## Directions for this task
Rewrite the records from the start up to and including the line with "window-title: SkyPDF Pro", switching "radio-button" to "option-button" and changing nothing else.

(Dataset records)
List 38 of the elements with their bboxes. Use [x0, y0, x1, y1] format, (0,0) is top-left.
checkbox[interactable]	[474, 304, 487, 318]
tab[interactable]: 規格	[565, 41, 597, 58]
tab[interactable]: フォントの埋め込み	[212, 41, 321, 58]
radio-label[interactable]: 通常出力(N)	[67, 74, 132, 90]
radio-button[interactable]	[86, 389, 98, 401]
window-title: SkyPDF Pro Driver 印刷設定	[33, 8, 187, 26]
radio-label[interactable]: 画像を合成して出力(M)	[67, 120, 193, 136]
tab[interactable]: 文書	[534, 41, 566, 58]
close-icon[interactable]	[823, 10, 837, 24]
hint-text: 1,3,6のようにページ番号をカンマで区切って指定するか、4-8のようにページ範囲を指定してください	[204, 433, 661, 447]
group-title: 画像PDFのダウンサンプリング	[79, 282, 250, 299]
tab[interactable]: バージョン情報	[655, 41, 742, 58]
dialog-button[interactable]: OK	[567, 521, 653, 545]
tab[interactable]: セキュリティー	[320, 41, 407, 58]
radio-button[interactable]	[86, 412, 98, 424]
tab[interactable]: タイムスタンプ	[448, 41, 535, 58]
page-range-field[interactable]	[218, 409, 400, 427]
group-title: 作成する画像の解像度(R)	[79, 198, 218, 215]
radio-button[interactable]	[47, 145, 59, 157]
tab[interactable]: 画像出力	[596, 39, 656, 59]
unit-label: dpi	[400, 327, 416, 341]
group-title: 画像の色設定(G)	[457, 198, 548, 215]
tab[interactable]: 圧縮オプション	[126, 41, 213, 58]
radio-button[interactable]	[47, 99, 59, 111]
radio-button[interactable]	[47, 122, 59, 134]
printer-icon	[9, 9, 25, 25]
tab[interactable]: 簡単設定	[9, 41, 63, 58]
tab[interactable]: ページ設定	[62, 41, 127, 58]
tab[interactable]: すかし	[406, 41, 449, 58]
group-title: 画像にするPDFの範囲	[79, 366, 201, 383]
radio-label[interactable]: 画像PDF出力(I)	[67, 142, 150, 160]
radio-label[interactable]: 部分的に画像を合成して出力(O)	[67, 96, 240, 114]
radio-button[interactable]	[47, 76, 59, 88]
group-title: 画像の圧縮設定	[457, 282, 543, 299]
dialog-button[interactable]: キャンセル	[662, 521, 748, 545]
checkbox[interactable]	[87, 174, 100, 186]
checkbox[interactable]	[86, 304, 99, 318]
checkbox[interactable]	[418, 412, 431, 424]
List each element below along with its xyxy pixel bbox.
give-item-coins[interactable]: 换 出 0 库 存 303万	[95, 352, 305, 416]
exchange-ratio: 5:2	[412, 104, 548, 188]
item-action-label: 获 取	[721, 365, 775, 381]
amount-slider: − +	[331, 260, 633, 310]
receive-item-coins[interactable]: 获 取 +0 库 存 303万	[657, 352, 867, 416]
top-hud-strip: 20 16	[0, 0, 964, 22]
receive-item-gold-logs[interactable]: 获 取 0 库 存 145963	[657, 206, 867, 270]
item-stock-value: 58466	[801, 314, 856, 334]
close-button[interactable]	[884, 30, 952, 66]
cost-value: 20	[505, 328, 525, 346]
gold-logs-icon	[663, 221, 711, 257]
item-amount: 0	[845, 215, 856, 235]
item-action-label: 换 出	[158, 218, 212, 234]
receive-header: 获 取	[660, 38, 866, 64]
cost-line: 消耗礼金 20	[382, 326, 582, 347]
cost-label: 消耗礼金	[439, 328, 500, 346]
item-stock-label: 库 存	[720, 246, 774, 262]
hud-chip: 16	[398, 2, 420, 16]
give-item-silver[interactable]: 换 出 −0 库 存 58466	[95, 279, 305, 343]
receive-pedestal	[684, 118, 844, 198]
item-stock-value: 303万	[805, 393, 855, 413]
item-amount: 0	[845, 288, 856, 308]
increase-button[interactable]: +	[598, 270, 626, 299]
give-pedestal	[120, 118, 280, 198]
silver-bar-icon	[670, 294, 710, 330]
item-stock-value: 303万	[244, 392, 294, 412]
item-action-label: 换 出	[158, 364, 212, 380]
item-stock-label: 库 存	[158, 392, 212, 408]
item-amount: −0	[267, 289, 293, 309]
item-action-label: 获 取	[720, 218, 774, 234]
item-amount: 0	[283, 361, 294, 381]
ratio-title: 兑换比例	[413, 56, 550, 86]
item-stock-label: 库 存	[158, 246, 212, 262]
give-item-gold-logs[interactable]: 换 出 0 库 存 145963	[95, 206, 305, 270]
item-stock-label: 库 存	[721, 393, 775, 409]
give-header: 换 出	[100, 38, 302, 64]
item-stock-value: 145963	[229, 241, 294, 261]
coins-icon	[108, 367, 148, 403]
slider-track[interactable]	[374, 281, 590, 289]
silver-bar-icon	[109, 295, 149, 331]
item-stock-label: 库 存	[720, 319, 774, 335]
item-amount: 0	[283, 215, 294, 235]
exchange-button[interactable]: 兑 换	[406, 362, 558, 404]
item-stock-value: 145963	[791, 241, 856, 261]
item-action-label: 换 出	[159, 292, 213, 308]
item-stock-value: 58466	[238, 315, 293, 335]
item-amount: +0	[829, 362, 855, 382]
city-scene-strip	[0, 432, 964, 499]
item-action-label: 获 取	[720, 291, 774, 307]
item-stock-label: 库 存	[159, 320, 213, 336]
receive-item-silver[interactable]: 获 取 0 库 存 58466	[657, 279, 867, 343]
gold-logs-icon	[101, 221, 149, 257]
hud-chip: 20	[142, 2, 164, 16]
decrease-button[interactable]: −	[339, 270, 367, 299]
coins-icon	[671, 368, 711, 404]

## Exercise result
List 38 of the elements with their bboxes. Use [x0, y0, x1, y1] format, (0,0) is top-left.
checkbox[interactable]	[474, 304, 487, 318]
tab[interactable]: 規格	[565, 41, 597, 58]
tab[interactable]: フォントの埋め込み	[212, 41, 321, 58]
radio-label[interactable]: 通常出力(N)	[67, 74, 132, 90]
option-button[interactable]	[86, 389, 98, 401]
window-title: SkyPDF Pro Driver 印刷設定	[33, 8, 187, 26]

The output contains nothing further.